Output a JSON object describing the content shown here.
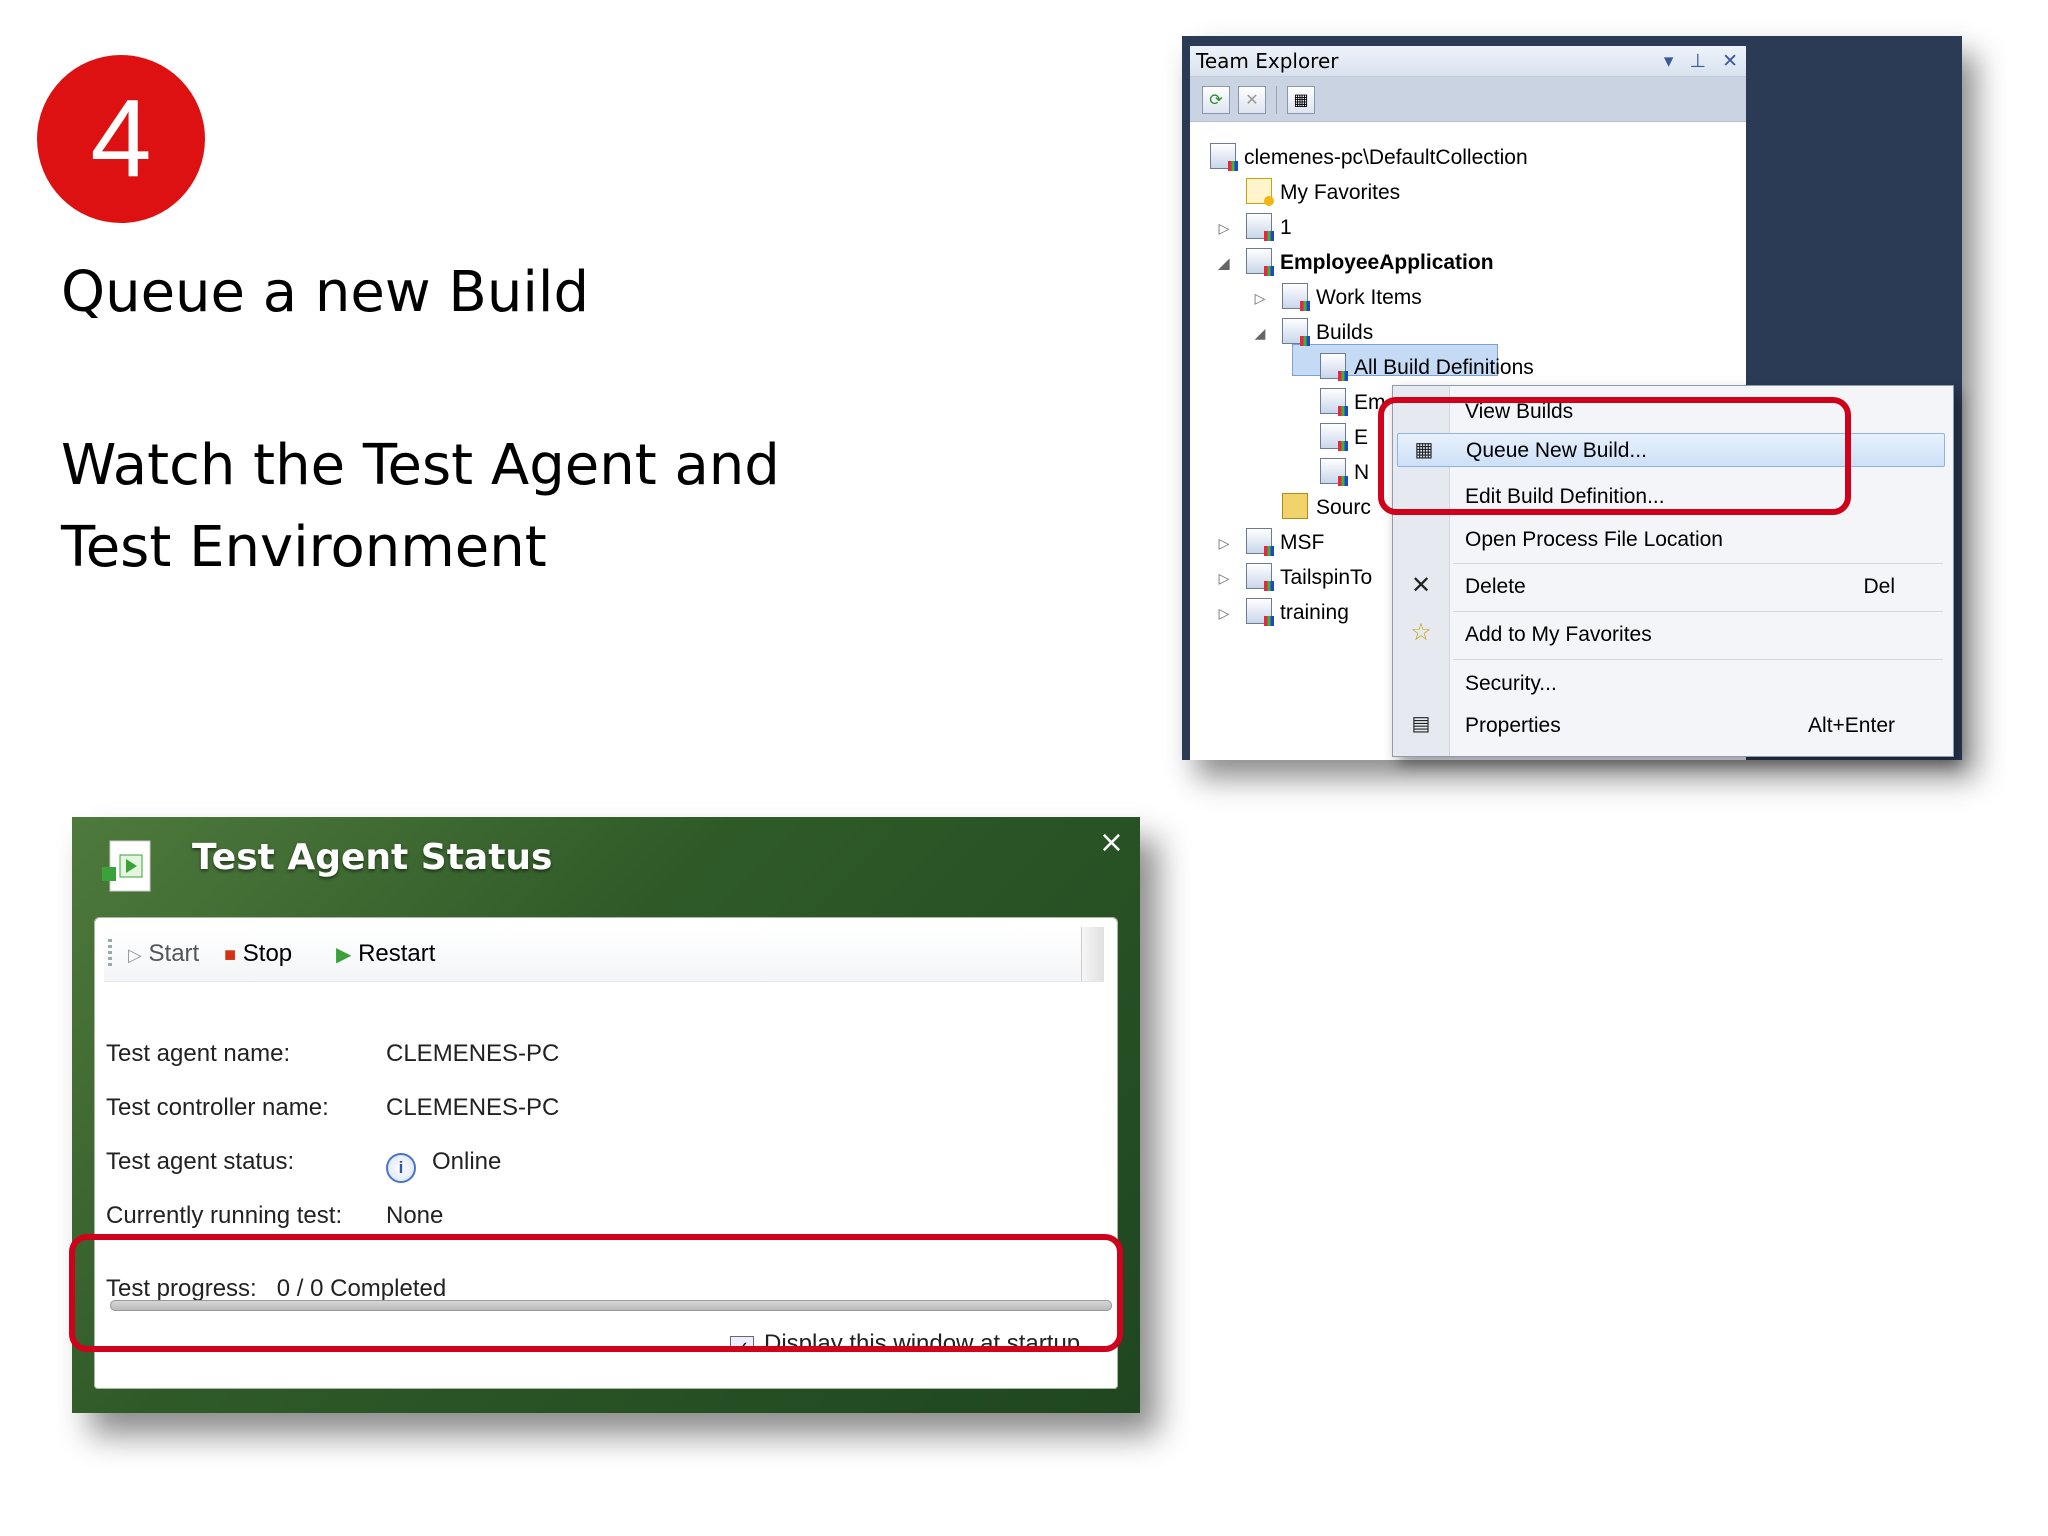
{
  "slide": {
    "step_number": "4",
    "heading": "Queue a new Build",
    "subheading": "Watch the Test Agent and Test Environment"
  },
  "team_explorer": {
    "title": "Team Explorer",
    "title_buttons": {
      "dropdown": "▾",
      "pin": "⊥",
      "close": "✕"
    },
    "toolbar_icons": [
      "refresh-icon",
      "stop-icon",
      "add-team-project-icon"
    ],
    "tree": {
      "collection": "clemenes-pc\\DefaultCollection",
      "favorites": "My Favorites",
      "project_1": "1",
      "project_employee": "EmployeeApplication",
      "work_items": "Work Items",
      "builds": "Builds",
      "all_build_definitions": "All Build Definitions",
      "build_def_1": "Em",
      "build_def_2": "E",
      "build_def_3": "N",
      "source_control": "Sourc",
      "msf": "MSF",
      "tailspin": "TailspinTo",
      "training": "training"
    }
  },
  "context_menu": {
    "view_builds": "View Builds",
    "queue_new_build": "Queue New Build...",
    "edit_build_definition": "Edit Build Definition...",
    "open_process_file_location": "Open Process File Location",
    "delete": "Delete",
    "delete_shortcut": "Del",
    "add_to_favorites": "Add to My Favorites",
    "security": "Security...",
    "properties": "Properties",
    "properties_shortcut": "Alt+Enter"
  },
  "test_agent_status": {
    "title": "Test Agent Status",
    "close": "×",
    "toolbar": {
      "start": "Start",
      "stop": "Stop",
      "restart": "Restart"
    },
    "agent_name_label": "Test agent name:",
    "agent_name_value": "CLEMENES-PC",
    "controller_name_label": "Test controller name:",
    "controller_name_value": "CLEMENES-PC",
    "agent_status_label": "Test agent status:",
    "agent_status_value": "Online",
    "running_test_label": "Currently running test:",
    "running_test_value": "None",
    "progress_label": "Test progress:",
    "progress_value": "0 / 0 Completed",
    "progress_fraction": 0,
    "startup_checkbox_label": "Display this window at startup",
    "startup_checkbox_checked": true
  },
  "colors": {
    "badge_red": "#dd1111",
    "highlight_red": "#d0021b",
    "agent_window_green": "#2f5a28",
    "explorer_frame": "#2b3a55"
  }
}
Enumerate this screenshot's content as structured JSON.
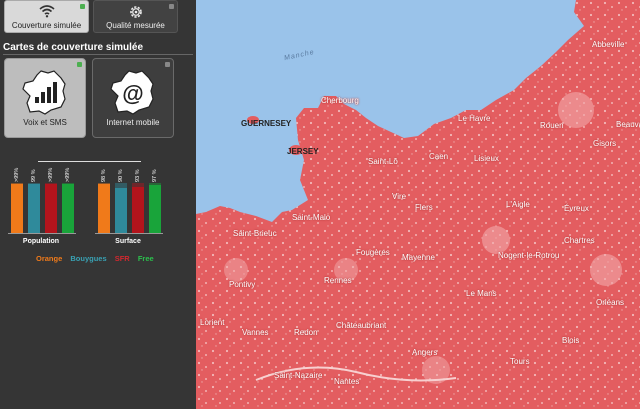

☆ ☆ ☆

■ What the task asks ■
Give all the entries again exactly, dropping each picture.

■ Exercise solution ■
Output a JSON object describing the content shown here.
{
  "slide": {
    "step_number": "4",
    "heading": "Queue a new Build",
    "subheading": "Watch the Test Agent and Test Environment"
  },
  "team_explorer": {
    "title": "Team Explorer",
    "title_buttons": {
      "dropdown": "▾",
      "pin": "⊥",
      "close": "✕"
    },
    "toolbar_icons": [
      "refresh-icon",
      "stop-icon",
      "add-team-project-icon"
    ],
    "tree": {
      "collection": "clemenes-pc\\DefaultCollection",
      "favorites": "My Favorites",
      "project_1": "1",
      "project_employee": "EmployeeApplication",
      "work_items": "Work Items",
      "builds": "Builds",
      "all_build_definitions": "All Build Definitions",
      "build_def_1": "Em",
      "build_def_2": "E",
      "build_def_3": "N",
      "source_control": "Sourc",
      "msf": "MSF",
      "tailspin": "TailspinTo",
      "training": "training"
    }
  },
  "context_menu": {
    "view_builds": "View Builds",
    "queue_new_build": "Queue New Build...",
    "edit_build_definition": "Edit Build Definition...",
    "open_process_file_location": "Open Process File Location",
    "delete": "Delete",
    "delete_shortcut": "Del",
    "add_to_favorites": "Add to My Favorites",
    "security": "Security...",
    "properties": "Properties",
    "properties_shortcut": "Alt+Enter"
  },
  "test_agent_status": {
    "title": "Test Agent Status",
    "close": "×",
    "toolbar": {
      "start": "Start",
      "stop": "Stop",
      "restart": "Restart"
    },
    "agent_name_label": "Test agent name:",
    "agent_name_value": "CLEMENES-PC",
    "controller_name_label": "Test controller name:",
    "controller_name_value": "CLEMENES-PC",
    "agent_status_label": "Test agent status:",
    "agent_status_value": "Online",
    "running_test_label": "Currently running test:",
    "running_test_value": "None",
    "progress_label": "Test progress:",
    "progress_value": "0 / 0 Completed",
    "progress_fraction": 0,
    "startup_checkbox_label": "Display this window at startup",
    "startup_checkbox_checked": true
  },
  "colors": {
    "badge_red": "#dd1111",
    "highlight_red": "#d0021b",
    "agent_window_green": "#2f5a28",
    "explorer_frame": "#2b3a55"
  }
}
Enumerate this screenshot's content as structured JSON.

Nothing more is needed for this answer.